Where a line in the listing contains the string "Address", copy that line out.

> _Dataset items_
━━━━━━━━━━━━━━━━━━━━

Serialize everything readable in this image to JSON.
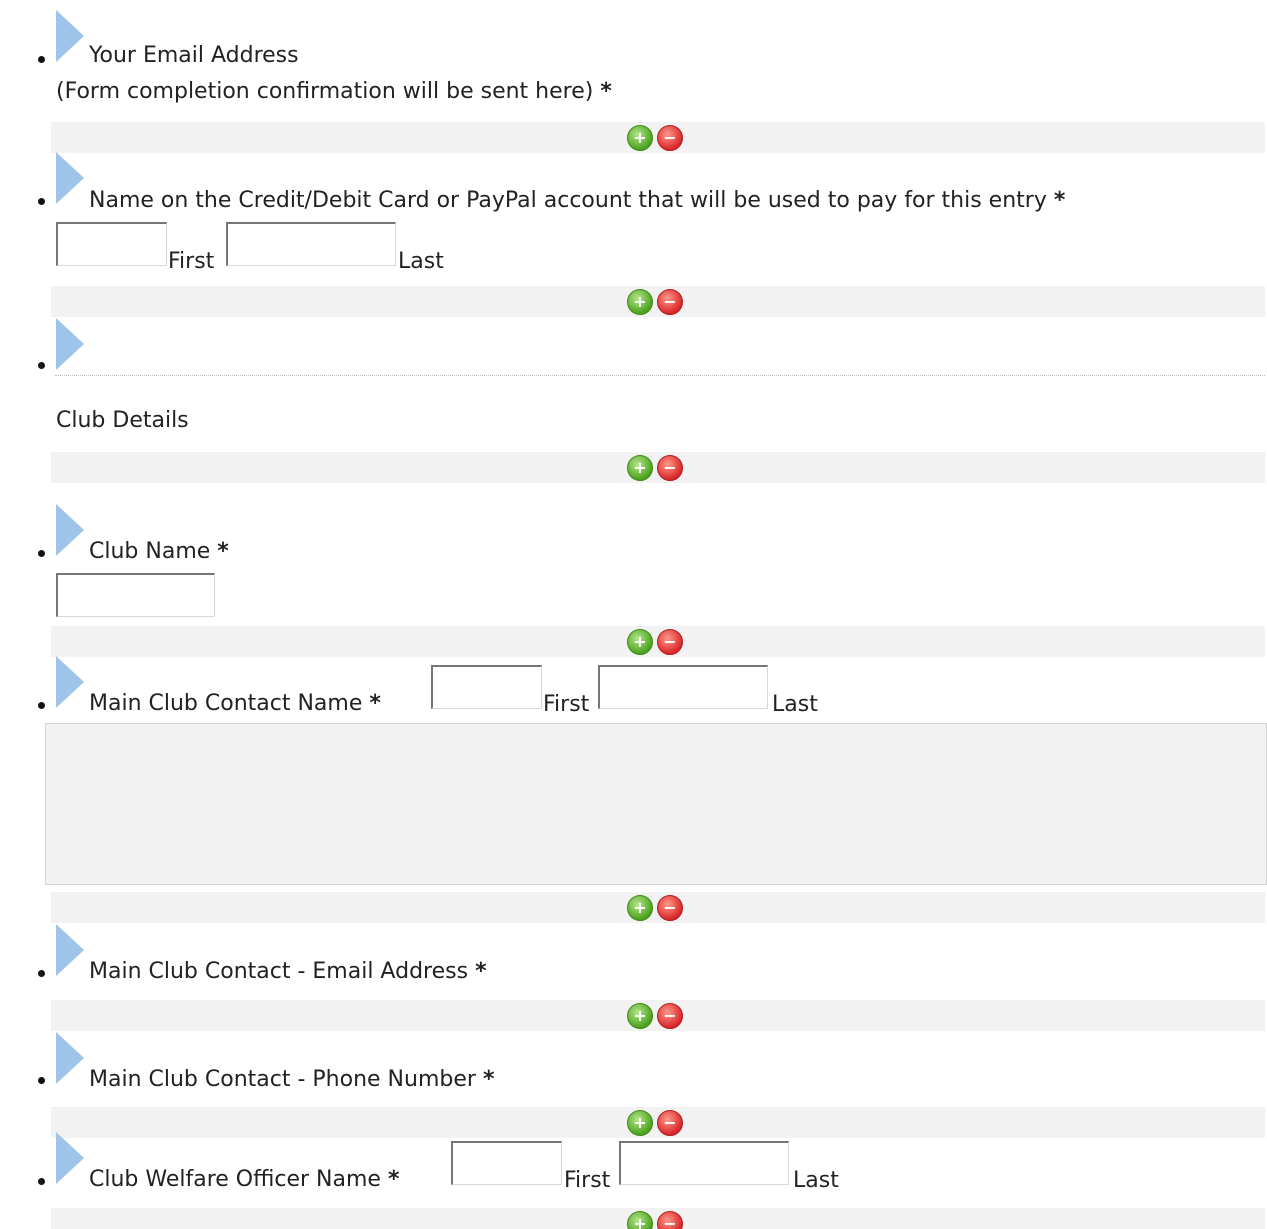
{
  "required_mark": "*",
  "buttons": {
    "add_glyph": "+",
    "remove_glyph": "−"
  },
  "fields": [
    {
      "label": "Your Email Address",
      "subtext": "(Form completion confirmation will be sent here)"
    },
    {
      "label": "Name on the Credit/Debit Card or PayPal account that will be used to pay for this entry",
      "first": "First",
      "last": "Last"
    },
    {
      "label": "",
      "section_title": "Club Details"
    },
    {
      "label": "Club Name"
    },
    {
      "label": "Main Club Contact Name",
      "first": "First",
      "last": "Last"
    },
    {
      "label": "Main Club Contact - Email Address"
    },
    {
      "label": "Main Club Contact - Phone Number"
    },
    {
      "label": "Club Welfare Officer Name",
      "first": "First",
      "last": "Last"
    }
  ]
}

━━━━━━━━━━━━━━━━━━━━

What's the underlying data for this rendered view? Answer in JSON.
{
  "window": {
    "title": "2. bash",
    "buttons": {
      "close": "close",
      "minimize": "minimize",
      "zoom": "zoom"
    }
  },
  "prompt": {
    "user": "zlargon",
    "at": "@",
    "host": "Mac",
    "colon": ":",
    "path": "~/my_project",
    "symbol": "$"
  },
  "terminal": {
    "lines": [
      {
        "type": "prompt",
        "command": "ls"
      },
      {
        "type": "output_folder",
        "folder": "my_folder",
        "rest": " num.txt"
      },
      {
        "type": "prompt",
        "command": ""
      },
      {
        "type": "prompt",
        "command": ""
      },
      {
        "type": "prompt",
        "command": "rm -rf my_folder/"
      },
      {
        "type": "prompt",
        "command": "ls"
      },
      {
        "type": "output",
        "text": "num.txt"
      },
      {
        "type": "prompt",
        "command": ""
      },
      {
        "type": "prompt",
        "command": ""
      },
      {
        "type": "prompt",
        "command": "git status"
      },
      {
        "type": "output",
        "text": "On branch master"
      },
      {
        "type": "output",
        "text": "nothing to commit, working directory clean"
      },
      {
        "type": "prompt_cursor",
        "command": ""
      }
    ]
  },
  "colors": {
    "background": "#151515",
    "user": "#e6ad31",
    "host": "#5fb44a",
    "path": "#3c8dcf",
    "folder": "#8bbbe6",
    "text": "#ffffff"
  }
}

━━━━━━━━━━━━━━━━━━━━

> _COMPLETED TASK_
      "label": "Your Email Address",
      "label": "Main Club Contact - Email Address"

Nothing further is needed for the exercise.